Exercise aim —
Extract every one of the lines below, reproducing each character for character, and omit the pictures from your copy.

Available data —

#####

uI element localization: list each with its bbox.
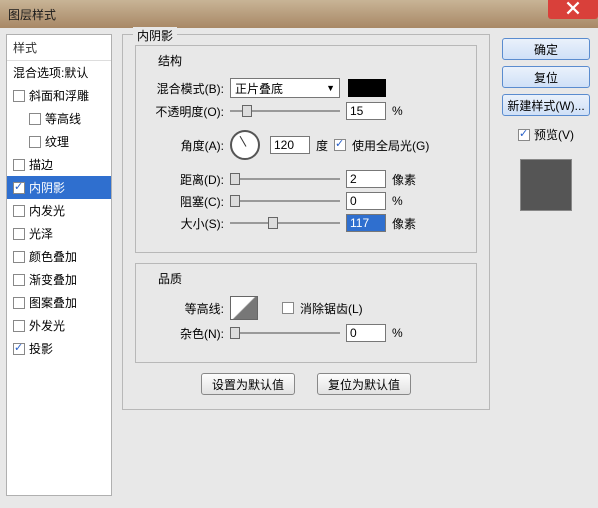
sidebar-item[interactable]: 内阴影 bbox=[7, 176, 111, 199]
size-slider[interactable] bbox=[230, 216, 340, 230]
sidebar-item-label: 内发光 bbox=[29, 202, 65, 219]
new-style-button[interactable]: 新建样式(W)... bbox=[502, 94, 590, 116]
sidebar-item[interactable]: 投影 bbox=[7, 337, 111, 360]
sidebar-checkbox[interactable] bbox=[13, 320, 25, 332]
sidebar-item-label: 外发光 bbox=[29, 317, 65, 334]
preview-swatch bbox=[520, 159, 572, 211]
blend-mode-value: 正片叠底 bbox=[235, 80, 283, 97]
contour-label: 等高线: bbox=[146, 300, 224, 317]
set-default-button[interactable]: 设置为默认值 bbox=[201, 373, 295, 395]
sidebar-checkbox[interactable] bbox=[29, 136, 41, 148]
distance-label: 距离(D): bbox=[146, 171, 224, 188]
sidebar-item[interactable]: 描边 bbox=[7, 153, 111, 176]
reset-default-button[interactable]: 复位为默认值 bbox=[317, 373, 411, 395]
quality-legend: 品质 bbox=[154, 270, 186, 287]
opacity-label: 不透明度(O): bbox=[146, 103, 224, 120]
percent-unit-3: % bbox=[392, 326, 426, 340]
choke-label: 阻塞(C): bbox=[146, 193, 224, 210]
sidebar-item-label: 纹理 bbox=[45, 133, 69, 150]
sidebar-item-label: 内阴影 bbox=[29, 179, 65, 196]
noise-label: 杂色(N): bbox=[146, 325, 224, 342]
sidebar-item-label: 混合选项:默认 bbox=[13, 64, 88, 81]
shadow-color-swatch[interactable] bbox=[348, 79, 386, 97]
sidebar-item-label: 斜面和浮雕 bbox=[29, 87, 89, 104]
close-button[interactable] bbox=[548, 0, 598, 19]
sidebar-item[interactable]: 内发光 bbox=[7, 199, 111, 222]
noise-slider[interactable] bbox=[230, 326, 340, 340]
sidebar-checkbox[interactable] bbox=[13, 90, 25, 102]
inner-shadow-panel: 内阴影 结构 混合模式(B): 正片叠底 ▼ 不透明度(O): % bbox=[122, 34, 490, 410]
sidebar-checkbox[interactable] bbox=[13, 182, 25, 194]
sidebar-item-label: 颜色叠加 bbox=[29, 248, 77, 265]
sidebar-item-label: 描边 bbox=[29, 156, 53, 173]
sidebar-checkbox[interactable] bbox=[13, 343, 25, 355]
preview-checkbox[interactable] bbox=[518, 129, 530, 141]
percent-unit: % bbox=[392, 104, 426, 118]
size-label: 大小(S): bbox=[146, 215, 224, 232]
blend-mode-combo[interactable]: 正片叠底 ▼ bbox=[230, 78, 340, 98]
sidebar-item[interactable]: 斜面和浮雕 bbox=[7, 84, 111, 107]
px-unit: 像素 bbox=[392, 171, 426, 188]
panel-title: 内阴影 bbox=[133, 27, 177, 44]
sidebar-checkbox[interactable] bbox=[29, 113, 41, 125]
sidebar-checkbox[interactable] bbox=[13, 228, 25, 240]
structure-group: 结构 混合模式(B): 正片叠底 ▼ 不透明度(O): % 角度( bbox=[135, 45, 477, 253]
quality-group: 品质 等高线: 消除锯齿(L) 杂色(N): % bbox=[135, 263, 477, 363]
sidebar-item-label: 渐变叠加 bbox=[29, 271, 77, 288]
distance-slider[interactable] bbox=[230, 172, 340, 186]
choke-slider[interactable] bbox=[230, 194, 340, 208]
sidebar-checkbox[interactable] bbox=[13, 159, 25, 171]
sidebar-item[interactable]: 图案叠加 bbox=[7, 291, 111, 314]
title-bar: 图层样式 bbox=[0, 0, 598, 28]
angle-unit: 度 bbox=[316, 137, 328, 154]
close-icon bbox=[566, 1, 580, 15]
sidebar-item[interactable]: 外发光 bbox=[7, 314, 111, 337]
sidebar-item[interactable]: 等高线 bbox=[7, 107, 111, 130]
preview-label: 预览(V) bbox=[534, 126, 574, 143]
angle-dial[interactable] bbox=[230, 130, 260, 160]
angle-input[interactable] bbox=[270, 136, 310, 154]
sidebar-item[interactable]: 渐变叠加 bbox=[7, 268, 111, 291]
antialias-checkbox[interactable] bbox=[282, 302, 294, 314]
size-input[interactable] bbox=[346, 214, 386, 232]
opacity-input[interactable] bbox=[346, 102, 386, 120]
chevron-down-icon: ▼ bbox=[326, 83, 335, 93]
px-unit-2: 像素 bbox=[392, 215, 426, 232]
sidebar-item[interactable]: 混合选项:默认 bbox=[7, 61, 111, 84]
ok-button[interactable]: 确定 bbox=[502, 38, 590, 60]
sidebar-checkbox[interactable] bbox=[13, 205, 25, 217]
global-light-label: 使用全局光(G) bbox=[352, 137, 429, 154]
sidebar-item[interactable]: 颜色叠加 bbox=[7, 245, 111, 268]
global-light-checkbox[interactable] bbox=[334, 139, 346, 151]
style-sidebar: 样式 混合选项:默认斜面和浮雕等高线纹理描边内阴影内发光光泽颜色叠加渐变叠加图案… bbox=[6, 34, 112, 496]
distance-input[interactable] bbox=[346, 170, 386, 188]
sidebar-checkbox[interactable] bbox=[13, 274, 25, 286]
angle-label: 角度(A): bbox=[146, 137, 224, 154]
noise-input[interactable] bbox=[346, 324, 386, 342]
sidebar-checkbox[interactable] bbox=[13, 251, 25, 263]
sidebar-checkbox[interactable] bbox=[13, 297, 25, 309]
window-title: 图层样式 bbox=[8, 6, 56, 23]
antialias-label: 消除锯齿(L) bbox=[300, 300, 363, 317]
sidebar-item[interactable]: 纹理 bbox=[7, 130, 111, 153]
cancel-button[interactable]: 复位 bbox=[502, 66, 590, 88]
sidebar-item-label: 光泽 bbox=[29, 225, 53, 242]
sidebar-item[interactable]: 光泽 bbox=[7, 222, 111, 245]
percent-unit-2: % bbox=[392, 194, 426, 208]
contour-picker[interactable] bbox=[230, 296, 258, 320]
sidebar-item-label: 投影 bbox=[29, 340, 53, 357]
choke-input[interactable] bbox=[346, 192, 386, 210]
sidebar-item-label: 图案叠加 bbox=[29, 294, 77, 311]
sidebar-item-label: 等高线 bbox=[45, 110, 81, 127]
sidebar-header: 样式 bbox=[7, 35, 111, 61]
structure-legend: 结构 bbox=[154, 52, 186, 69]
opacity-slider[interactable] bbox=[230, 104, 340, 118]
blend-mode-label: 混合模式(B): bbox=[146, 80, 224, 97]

#####

The response —
uI element localization: list each with its bbox.
sidebar-item[interactable]: 内阴影 bbox=[7, 176, 111, 199]
size-slider[interactable] bbox=[230, 216, 340, 230]
sidebar-item-label: 内发光 bbox=[29, 202, 65, 219]
new-style-button[interactable]: 新建样式(W)... bbox=[502, 94, 590, 116]
sidebar-item[interactable]: 投影 bbox=[7, 337, 111, 360]
sidebar-checkbox[interactable] bbox=[13, 320, 25, 332]
sidebar-item-label: 外发光 bbox=[29, 317, 65, 334]
preview-swatch bbox=[520, 159, 572, 211]
blend-mode-value: 正片叠底 bbox=[235, 80, 283, 97]
contour-label: 等高线: bbox=[146, 300, 224, 317]
set-default-button[interactable]: 设置为默认值 bbox=[201, 373, 295, 395]
sidebar-checkbox[interactable] bbox=[29, 136, 41, 148]
distance-label: 距离(D): bbox=[146, 171, 224, 188]
sidebar-item[interactable]: 描边 bbox=[7, 153, 111, 176]
reset-default-button[interactable]: 复位为默认值 bbox=[317, 373, 411, 395]
quality-legend: 品质 bbox=[154, 270, 186, 287]
opacity-label: 不透明度(O): bbox=[146, 103, 224, 120]
percent-unit-3: % bbox=[392, 326, 426, 340]
choke-label: 阻塞(C): bbox=[146, 193, 224, 210]
sidebar-item-label: 纹理 bbox=[45, 133, 69, 150]
sidebar-item-label: 内阴影 bbox=[29, 179, 65, 196]
noise-label: 杂色(N): bbox=[146, 325, 224, 342]
sidebar-item-label: 混合选项:默认 bbox=[13, 64, 88, 81]
shadow-color-swatch[interactable] bbox=[348, 79, 386, 97]
sidebar-item-label: 斜面和浮雕 bbox=[29, 87, 89, 104]
close-button[interactable] bbox=[548, 0, 598, 19]
sidebar-item[interactable]: 内发光 bbox=[7, 199, 111, 222]
noise-slider[interactable] bbox=[230, 326, 340, 340]
sidebar-checkbox[interactable] bbox=[13, 90, 25, 102]
inner-shadow-panel: 内阴影 结构 混合模式(B): 正片叠底 ▼ 不透明度(O): % bbox=[122, 34, 490, 410]
sidebar-checkbox[interactable] bbox=[13, 182, 25, 194]
sidebar-item-label: 颜色叠加 bbox=[29, 248, 77, 265]
sidebar-item-label: 描边 bbox=[29, 156, 53, 173]
sidebar-checkbox[interactable] bbox=[13, 343, 25, 355]
preview-checkbox[interactable] bbox=[518, 129, 530, 141]
percent-unit: % bbox=[392, 104, 426, 118]
size-label: 大小(S): bbox=[146, 215, 224, 232]
blend-mode-combo[interactable]: 正片叠底 ▼ bbox=[230, 78, 340, 98]
sidebar-item[interactable]: 斜面和浮雕 bbox=[7, 84, 111, 107]
px-unit: 像素 bbox=[392, 171, 426, 188]
panel-title: 内阴影 bbox=[133, 27, 177, 44]
sidebar-checkbox[interactable] bbox=[29, 113, 41, 125]
sidebar-checkbox[interactable] bbox=[13, 228, 25, 240]
structure-group: 结构 混合模式(B): 正片叠底 ▼ 不透明度(O): % 角度( bbox=[135, 45, 477, 253]
quality-group: 品质 等高线: 消除锯齿(L) 杂色(N): % bbox=[135, 263, 477, 363]
sidebar-item-label: 渐变叠加 bbox=[29, 271, 77, 288]
distance-slider[interactable] bbox=[230, 172, 340, 186]
choke-slider[interactable] bbox=[230, 194, 340, 208]
sidebar-checkbox[interactable] bbox=[13, 159, 25, 171]
sidebar-item[interactable]: 图案叠加 bbox=[7, 291, 111, 314]
title-bar: 图层样式 bbox=[0, 0, 598, 28]
angle-unit: 度 bbox=[316, 137, 328, 154]
close-icon bbox=[566, 1, 580, 15]
sidebar-item[interactable]: 外发光 bbox=[7, 314, 111, 337]
sidebar-item[interactable]: 等高线 bbox=[7, 107, 111, 130]
preview-label: 预览(V) bbox=[534, 126, 574, 143]
angle-dial[interactable] bbox=[230, 130, 260, 160]
angle-input[interactable] bbox=[270, 136, 310, 154]
sidebar-item[interactable]: 渐变叠加 bbox=[7, 268, 111, 291]
antialias-checkbox[interactable] bbox=[282, 302, 294, 314]
size-input[interactable] bbox=[346, 214, 386, 232]
opacity-input[interactable] bbox=[346, 102, 386, 120]
chevron-down-icon: ▼ bbox=[326, 83, 335, 93]
px-unit-2: 像素 bbox=[392, 215, 426, 232]
sidebar-item[interactable]: 混合选项:默认 bbox=[7, 61, 111, 84]
ok-button[interactable]: 确定 bbox=[502, 38, 590, 60]
sidebar-checkbox[interactable] bbox=[13, 205, 25, 217]
global-light-label: 使用全局光(G) bbox=[352, 137, 429, 154]
sidebar-item[interactable]: 颜色叠加 bbox=[7, 245, 111, 268]
global-light-checkbox[interactable] bbox=[334, 139, 346, 151]
style-sidebar: 样式 混合选项:默认斜面和浮雕等高线纹理描边内阴影内发光光泽颜色叠加渐变叠加图案… bbox=[6, 34, 112, 496]
distance-input[interactable] bbox=[346, 170, 386, 188]
sidebar-checkbox[interactable] bbox=[13, 274, 25, 286]
angle-label: 角度(A): bbox=[146, 137, 224, 154]
noise-input[interactable] bbox=[346, 324, 386, 342]
sidebar-checkbox[interactable] bbox=[13, 251, 25, 263]
sidebar-checkbox[interactable] bbox=[13, 297, 25, 309]
window-title: 图层样式 bbox=[8, 6, 56, 23]
antialias-label: 消除锯齿(L) bbox=[300, 300, 363, 317]
sidebar-item[interactable]: 纹理 bbox=[7, 130, 111, 153]
cancel-button[interactable]: 复位 bbox=[502, 66, 590, 88]
sidebar-item-label: 光泽 bbox=[29, 225, 53, 242]
sidebar-item[interactable]: 光泽 bbox=[7, 222, 111, 245]
percent-unit-2: % bbox=[392, 194, 426, 208]
contour-picker[interactable] bbox=[230, 296, 258, 320]
sidebar-item-label: 投影 bbox=[29, 340, 53, 357]
choke-input[interactable] bbox=[346, 192, 386, 210]
sidebar-item-label: 图案叠加 bbox=[29, 294, 77, 311]
sidebar-item-label: 等高线 bbox=[45, 110, 81, 127]
sidebar-header: 样式 bbox=[7, 35, 111, 61]
structure-legend: 结构 bbox=[154, 52, 186, 69]
opacity-slider[interactable] bbox=[230, 104, 340, 118]
blend-mode-label: 混合模式(B): bbox=[146, 80, 224, 97]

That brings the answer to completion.